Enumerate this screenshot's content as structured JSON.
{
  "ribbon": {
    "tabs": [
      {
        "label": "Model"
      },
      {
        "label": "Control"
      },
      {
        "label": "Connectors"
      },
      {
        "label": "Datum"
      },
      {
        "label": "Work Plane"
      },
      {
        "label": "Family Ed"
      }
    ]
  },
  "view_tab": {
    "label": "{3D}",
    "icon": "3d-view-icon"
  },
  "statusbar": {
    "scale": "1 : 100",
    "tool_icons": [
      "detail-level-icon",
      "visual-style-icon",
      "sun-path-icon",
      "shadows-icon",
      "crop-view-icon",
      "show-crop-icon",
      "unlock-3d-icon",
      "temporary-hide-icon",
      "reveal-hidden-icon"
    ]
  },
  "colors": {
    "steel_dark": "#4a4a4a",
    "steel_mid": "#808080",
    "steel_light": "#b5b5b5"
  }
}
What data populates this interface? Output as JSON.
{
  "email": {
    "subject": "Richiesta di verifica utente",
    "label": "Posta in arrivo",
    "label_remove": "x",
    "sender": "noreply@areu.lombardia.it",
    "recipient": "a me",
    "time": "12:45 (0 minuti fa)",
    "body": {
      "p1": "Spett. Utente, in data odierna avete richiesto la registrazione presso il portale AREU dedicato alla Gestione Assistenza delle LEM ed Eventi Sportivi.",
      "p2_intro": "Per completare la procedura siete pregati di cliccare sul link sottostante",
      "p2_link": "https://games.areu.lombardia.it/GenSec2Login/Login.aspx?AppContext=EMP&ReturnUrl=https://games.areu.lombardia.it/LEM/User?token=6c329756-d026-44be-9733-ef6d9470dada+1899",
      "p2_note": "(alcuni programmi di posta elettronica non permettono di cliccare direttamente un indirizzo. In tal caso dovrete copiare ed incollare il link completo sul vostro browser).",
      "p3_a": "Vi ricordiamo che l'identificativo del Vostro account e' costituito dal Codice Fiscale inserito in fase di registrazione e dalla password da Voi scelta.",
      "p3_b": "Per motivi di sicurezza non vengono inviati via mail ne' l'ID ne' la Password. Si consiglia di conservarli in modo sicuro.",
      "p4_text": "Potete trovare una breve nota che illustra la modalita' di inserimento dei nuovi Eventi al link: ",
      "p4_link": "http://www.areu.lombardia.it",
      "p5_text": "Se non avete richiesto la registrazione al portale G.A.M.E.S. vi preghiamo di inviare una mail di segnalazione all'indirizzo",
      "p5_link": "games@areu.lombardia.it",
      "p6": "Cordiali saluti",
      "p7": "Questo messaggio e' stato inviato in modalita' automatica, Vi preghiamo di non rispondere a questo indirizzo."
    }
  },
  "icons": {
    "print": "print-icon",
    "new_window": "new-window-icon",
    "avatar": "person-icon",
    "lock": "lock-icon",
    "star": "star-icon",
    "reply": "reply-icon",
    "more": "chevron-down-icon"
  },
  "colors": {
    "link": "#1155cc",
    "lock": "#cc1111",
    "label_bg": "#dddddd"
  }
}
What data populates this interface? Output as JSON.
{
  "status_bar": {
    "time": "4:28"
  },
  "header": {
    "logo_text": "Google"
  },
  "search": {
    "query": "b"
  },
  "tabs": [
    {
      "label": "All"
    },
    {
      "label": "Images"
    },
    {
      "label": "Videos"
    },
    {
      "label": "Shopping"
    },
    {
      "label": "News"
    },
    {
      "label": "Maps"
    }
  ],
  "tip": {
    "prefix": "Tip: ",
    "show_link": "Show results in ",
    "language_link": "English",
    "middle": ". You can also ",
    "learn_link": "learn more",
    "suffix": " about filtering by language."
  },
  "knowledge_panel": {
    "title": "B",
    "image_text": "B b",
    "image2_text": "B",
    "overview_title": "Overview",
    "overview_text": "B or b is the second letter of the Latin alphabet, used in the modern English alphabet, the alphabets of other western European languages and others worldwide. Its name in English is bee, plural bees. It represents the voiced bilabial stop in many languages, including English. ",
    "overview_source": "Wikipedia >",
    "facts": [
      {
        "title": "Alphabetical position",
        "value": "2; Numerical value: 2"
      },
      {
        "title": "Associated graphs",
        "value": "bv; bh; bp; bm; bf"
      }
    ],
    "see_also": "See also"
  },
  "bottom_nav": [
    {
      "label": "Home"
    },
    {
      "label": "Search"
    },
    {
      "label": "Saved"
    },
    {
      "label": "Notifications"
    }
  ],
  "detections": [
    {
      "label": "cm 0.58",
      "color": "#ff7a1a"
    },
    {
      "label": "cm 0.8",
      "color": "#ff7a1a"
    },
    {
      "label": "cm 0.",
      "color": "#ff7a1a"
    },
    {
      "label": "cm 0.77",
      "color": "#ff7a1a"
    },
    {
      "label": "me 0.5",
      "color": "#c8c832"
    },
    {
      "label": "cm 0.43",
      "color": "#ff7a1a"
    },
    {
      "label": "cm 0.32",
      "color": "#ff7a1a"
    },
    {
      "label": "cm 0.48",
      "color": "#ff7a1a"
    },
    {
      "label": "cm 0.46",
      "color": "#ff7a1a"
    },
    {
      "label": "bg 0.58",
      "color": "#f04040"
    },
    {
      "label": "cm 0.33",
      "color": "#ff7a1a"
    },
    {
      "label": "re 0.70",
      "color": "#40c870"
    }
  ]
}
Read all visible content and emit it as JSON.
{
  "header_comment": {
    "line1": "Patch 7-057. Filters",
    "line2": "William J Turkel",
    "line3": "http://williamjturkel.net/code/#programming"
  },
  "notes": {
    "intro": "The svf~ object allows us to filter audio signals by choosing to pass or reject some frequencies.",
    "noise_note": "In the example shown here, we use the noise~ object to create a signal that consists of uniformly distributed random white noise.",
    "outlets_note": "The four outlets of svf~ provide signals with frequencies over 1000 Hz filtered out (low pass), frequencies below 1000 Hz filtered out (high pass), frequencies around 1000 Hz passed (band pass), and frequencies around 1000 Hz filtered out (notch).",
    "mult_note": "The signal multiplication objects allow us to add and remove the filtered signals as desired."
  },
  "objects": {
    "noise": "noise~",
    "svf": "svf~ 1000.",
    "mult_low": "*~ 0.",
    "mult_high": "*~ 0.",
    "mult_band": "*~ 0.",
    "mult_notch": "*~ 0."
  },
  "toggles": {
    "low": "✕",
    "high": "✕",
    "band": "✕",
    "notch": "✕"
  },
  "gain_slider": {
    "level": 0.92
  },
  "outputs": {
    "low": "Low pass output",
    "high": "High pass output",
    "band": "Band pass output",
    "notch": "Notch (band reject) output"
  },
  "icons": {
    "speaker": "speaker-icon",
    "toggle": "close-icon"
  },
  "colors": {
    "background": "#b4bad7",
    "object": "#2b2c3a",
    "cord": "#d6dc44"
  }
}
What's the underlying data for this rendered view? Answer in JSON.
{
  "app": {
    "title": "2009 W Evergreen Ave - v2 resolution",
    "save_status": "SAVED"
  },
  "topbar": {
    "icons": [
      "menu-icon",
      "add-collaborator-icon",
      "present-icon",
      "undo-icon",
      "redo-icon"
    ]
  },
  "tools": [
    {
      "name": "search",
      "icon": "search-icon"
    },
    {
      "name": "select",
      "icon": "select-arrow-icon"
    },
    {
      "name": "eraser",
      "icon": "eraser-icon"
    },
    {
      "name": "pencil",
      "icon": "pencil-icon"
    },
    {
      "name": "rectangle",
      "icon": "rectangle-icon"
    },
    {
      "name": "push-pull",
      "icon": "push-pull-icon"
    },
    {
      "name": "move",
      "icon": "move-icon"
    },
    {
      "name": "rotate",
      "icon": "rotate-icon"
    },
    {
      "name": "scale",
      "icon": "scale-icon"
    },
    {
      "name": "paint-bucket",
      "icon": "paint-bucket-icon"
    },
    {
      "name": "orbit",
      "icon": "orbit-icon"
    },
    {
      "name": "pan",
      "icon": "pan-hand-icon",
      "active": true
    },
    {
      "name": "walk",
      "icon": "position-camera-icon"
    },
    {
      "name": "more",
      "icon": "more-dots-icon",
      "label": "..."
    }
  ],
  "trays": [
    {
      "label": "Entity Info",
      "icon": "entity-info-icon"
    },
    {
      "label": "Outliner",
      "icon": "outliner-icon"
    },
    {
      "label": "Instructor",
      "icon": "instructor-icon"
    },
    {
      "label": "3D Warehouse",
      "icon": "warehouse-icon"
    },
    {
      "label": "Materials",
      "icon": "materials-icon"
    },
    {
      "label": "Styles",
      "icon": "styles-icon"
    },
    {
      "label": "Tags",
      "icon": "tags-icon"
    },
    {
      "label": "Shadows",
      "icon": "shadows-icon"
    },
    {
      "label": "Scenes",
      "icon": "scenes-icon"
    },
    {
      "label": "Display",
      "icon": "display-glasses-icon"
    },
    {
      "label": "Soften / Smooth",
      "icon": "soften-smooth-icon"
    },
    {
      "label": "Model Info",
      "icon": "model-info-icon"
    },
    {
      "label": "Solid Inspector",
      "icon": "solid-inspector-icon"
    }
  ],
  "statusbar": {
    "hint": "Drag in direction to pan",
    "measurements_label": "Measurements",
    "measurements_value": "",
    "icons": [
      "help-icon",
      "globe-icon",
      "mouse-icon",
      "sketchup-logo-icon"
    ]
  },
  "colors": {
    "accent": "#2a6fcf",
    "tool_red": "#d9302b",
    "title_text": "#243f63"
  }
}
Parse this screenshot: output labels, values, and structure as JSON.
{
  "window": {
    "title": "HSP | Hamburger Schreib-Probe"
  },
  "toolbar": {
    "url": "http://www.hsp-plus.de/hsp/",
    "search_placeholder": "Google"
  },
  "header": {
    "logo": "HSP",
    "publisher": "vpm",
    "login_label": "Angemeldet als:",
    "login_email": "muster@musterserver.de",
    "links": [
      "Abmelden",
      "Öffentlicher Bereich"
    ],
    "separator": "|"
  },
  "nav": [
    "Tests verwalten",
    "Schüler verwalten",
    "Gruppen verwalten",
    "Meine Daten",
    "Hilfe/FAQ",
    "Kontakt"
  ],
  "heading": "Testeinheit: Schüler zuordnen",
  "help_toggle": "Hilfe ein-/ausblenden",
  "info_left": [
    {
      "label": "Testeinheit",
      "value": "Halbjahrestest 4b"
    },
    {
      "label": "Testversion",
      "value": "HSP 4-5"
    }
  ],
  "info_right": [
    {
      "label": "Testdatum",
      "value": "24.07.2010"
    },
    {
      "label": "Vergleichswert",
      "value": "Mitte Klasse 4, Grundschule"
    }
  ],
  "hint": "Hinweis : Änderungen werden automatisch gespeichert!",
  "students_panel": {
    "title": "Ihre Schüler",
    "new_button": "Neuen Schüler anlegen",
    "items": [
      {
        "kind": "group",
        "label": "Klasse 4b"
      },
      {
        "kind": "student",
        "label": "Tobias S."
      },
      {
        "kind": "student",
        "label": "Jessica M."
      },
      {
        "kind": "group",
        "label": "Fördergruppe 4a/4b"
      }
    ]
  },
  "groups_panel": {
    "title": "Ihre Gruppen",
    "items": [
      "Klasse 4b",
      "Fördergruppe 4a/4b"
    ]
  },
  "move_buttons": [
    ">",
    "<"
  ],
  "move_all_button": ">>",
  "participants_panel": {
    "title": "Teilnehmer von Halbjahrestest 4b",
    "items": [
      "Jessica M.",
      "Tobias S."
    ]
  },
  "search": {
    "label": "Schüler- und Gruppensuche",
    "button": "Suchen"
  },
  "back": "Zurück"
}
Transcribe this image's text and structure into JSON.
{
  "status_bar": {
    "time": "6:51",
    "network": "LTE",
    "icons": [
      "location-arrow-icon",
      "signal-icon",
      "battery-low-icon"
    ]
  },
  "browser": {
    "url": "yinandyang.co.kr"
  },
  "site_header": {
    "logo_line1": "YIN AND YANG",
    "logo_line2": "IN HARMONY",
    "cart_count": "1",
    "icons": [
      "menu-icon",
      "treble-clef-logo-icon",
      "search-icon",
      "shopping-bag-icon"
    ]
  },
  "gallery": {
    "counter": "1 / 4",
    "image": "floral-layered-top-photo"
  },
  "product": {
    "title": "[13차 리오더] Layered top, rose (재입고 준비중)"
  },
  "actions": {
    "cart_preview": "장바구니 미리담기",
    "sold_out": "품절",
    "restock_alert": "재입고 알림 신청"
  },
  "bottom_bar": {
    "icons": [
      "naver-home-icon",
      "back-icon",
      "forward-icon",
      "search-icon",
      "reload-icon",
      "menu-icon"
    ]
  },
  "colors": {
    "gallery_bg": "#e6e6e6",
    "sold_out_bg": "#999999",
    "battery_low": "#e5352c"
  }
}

==*==

■ GOAL OF THE EXERCISE
Identify which lines contain the word "arrow" and copy each one.

■ OUTPUT OF THE EXERCISE
      "icon": "select-arrow-icon"
      "location-arrow-icon",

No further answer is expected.